**Input data:**

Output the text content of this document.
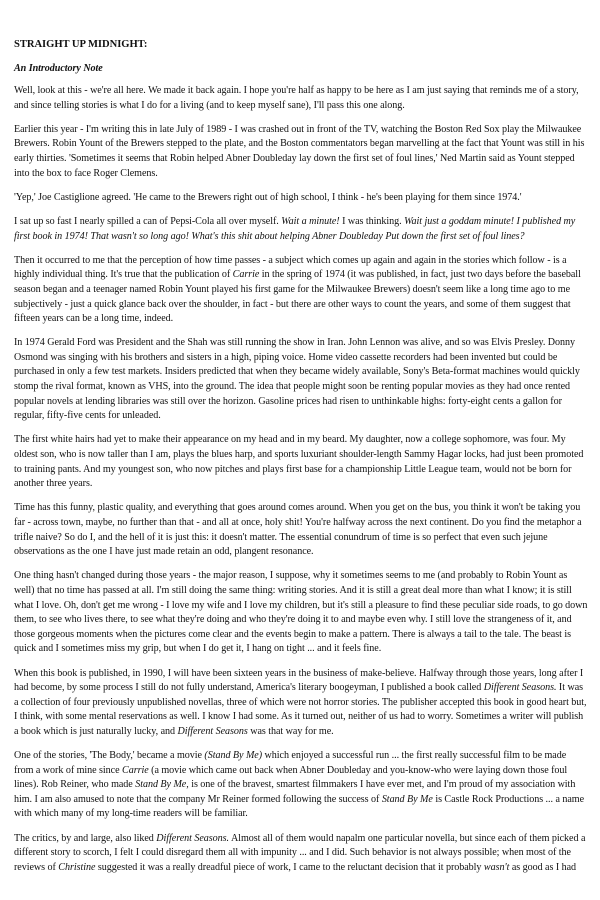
STRAIGHT UP MIDNIGHT:
An Introductory Note

Well, look at this - we're all here. We made it back again. I hope you're half as happy to be here as I am just saying that reminds me of a story, and since telling stories is what I do for a living (and to keep myself sane), I'll pass this one along.

Earlier this year - I'm writing this in late July of 1989 - I was crashed out in front of the TV, watching the Boston Red Sox play the Milwaukee Brewers. Robin Yount of the Brewers stepped to the plate, and the Boston commentators began marvelling at the fact that Yount was still in his early thirties. 'Sometimes it seems that Robin helped Abner Doubleday lay down the first set of foul lines,' Ned Martin said as Yount stepped into the box to face Roger Clemens.

'Yep,' Joe Castiglione agreed. 'He came to the Brewers right out of high school, I think - he's been playing for them since 1974.'

I sat up so fast I nearly spilled a can of Pepsi-Cola all over myself. Wait a minute! I was thinking. Wait just a goddam minute! I published my first book in 1974! That wasn't so long ago! What's this shit about helping Abner Doubleday Put down the first set of foul lines?

Then it occurred to me that the perception of how time passes - a subject which comes up again and again in the stories which follow - is a highly individual thing. It's true that the publication of Carrie in the spring of 1974 (it was published, in fact, just two days before the baseball season began and a teenager named Robin Yount played his first game for the Milwaukee Brewers) doesn't seem like a long time ago to me subjectively - just a quick glance back over the shoulder, in fact - but there are other ways to count the years, and some of them suggest that fifteen years can be a long time, indeed.

In 1974 Gerald Ford was President and the Shah was still running the show in Iran. John Lennon was alive, and so was Elvis Presley. Donny Osmond was singing with his brothers and sisters in a high, piping voice. Home video cassette recorders had been invented but could be purchased in only a few test markets. Insiders predicted that when they became widely available, Sony's Beta-format machines would quickly stomp the rival format, known as VHS, into the ground. The idea that people might soon be renting popular movies as they had once rented popular novels at lending libraries was still over the horizon. Gasoline prices had risen to unthinkable highs: forty-eight cents a gallon for regular, fifty-five cents for unleaded.

The first white hairs had yet to make their appearance on my head and in my beard. My daughter, now a college sophomore, was four. My oldest son, who is now taller than I am, plays the blues harp, and sports luxuriant shoulder-length Sammy Hagar locks, had just been promoted to training pants. And my youngest son, who now pitches and plays first base for a championship Little League team, would not be born for another three years.

Time has this funny, plastic quality, and everything that goes around comes around. When you get on the bus, you think it won't be taking you far - across town, maybe, no further than that - and all at once, holy shit! You're halfway across the next continent. Do you find the metaphor a trifle naive? So do I, and the hell of it is just this: it doesn't matter. The essential conundrum of time is so perfect that even such jejune observations as the one I have just made retain an odd, plangent resonance.

One thing hasn't changed during those years - the major reason, I suppose, why it sometimes seems to me (and probably to Robin Yount as well) that no time has passed at all. I'm still doing the same thing: writing stories. And it is still a great deal more than what I know; it is still what I love. Oh, don't get me wrong - I love my wife and I love my children, but it's still a pleasure to find these peculiar side roads, to go down them, to see who lives there, to see what they're doing and who they're doing it to and maybe even why. I still love the strangeness of it, and those gorgeous moments when the pictures come clear and the events begin to make a pattern. There is always a tail to the tale. The beast is quick and I sometimes miss my grip, but when I do get it, I hang on tight ... and it feels fine.

When this book is published, in 1990, I will have been sixteen years in the business of make-believe. Halfway through those years, long after I had become, by some process I still do not fully understand, America's literary boogeyman, I published a book called Different Seasons. It was a collection of four previously unpublished novellas, three of which were not horror stories. The publisher accepted this book in good heart but, I think, with some mental reservations as well. I know I had some. As it turned out, neither of us had to worry. Sometimes a writer will publish a book which is just naturally lucky, and Different Seasons was that way for me.

One of the stories, 'The Body,' became a movie (Stand By Me) which enjoyed a successful run ... the first really successful film to be made from a work of mine since Carrie (a movie which came out back when Abner Doubleday and you-know-who were laying down those foul lines). Rob Reiner, who made Stand By Me, is one of the bravest, smartest filmmakers I have ever met, and I'm proud of my association with him. I am also amused to note that the company Mr Reiner formed following the success of Stand By Me is Castle Rock Productions ... a name with which many of my long-time readers will be familiar.

The critics, by and large, also liked Different Seasons. Almost all of them would napalm one particular novella, but since each of them picked a different story to scorch, I felt I could disregard them all with impunity ... and I did. Such behavior is not always possible; when most of the reviews of Christine suggested it was a really dreadful piece of work, I came to the reluctant decision that it probably wasn't as good as I had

**Exercise instructions:** Transcribe the lines above exactly, setting aside any picture among them.

**Result of this exercise:**
Output the text content of this document.
STRAIGHT UP MIDNIGHT:
An Introductory Note

Well, look at this - we're all here. We made it back again. I hope you're half as happy to be here as I am just saying that reminds me of a story, and since telling stories is what I do for a living (and to keep myself sane), I'll pass this one along.

Earlier this year - I'm writing this in late July of 1989 - I was crashed out in front of the TV, watching the Boston Red Sox play the Milwaukee Brewers. Robin Yount of the Brewers stepped to the plate, and the Boston commentators began marvelling at the fact that Yount was still in his early thirties. 'Sometimes it seems that Robin helped Abner Doubleday lay down the first set of foul lines,' Ned Martin said as Yount stepped into the box to face Roger Clemens.

'Yep,' Joe Castiglione agreed. 'He came to the Brewers right out of high school, I think - he's been playing for them since 1974.'

I sat up so fast I nearly spilled a can of Pepsi-Cola all over myself. Wait a minute! I was thinking. Wait just a goddam minute! I published my first book in 1974! That wasn't so long ago! What's this shit about helping Abner Doubleday Put down the first set of foul lines?

Then it occurred to me that the perception of how time passes - a subject which comes up again and again in the stories which follow - is a highly individual thing. It's true that the publication of Carrie in the spring of 1974 (it was published, in fact, just two days before the baseball season began and a teenager named Robin Yount played his first game for the Milwaukee Brewers) doesn't seem like a long time ago to me subjectively - just a quick glance back over the shoulder, in fact - but there are other ways to count the years, and some of them suggest that fifteen years can be a long time, indeed.

In 1974 Gerald Ford was President and the Shah was still running the show in Iran. John Lennon was alive, and so was Elvis Presley. Donny Osmond was singing with his brothers and sisters in a high, piping voice. Home video cassette recorders had been invented but could be purchased in only a few test markets. Insiders predicted that when they became widely available, Sony's Beta-format machines would quickly stomp the rival format, known as VHS, into the ground. The idea that people might soon be renting popular movies as they had once rented popular novels at lending libraries was still over the horizon. Gasoline prices had risen to unthinkable highs: forty-eight cents a gallon for regular, fifty-five cents for unleaded.

The first white hairs had yet to make their appearance on my head and in my beard. My daughter, now a college sophomore, was four. My oldest son, who is now taller than I am, plays the blues harp, and sports luxuriant shoulder-length Sammy Hagar locks, had just been promoted to training pants. And my youngest son, who now pitches and plays first base for a championship Little League team, would not be born for another three years.

Time has this funny, plastic quality, and everything that goes around comes around. When you get on the bus, you think it won't be taking you far - across town, maybe, no further than that - and all at once, holy shit! You're halfway across the next continent. Do you find the metaphor a trifle naive? So do I, and the hell of it is just this: it doesn't matter. The essential conundrum of time is so perfect that even such jejune observations as the one I have just made retain an odd, plangent resonance.

One thing hasn't changed during those years - the major reason, I suppose, why it sometimes seems to me (and probably to Robin Yount as well) that no time has passed at all. I'm still doing the same thing: writing stories. And it is still a great deal more than what I know; it is still what I love. Oh, don't get me wrong - I love my wife and I love my children, but it's still a pleasure to find these peculiar side roads, to go down them, to see who lives there, to see what they're doing and who they're doing it to and maybe even why. I still love the strangeness of it, and those gorgeous moments when the pictures come clear and the events begin to make a pattern. There is always a tail to the tale. The beast is quick and I sometimes miss my grip, but when I do get it, I hang on tight ... and it feels fine.

When this book is published, in 1990, I will have been sixteen years in the business of make-believe. Halfway through those years, long after I had become, by some process I still do not fully understand, America's literary boogeyman, I published a book called Different Seasons. It was a collection of four previously unpublished novellas, three of which were not horror stories. The publisher accepted this book in good heart but, I think, with some mental reservations as well. I know I had some. As it turned out, neither of us had to worry. Sometimes a writer will publish a book which is just naturally lucky, and Different Seasons was that way for me.

One of the stories, 'The Body,' became a movie (Stand By Me) which enjoyed a successful run ... the first really successful film to be made from a work of mine since Carrie (a movie which came out back when Abner Doubleday and you-know-who were laying down those foul lines). Rob Reiner, who made Stand By Me, is one of the bravest, smartest filmmakers I have ever met, and I'm proud of my association with him. I am also amused to note that the company Mr Reiner formed following the success of Stand By Me is Castle Rock Productions ... a name with which many of my long-time readers will be familiar.

The critics, by and large, also liked Different Seasons. Almost all of them would napalm one particular novella, but since each of them picked a different story to scorch, I felt I could disregard them all with impunity ... and I did. Such behavior is not always possible; when most of the reviews of Christine suggested it was a really dreadful piece of work, I came to the reluctant decision that it probably wasn't as good as I had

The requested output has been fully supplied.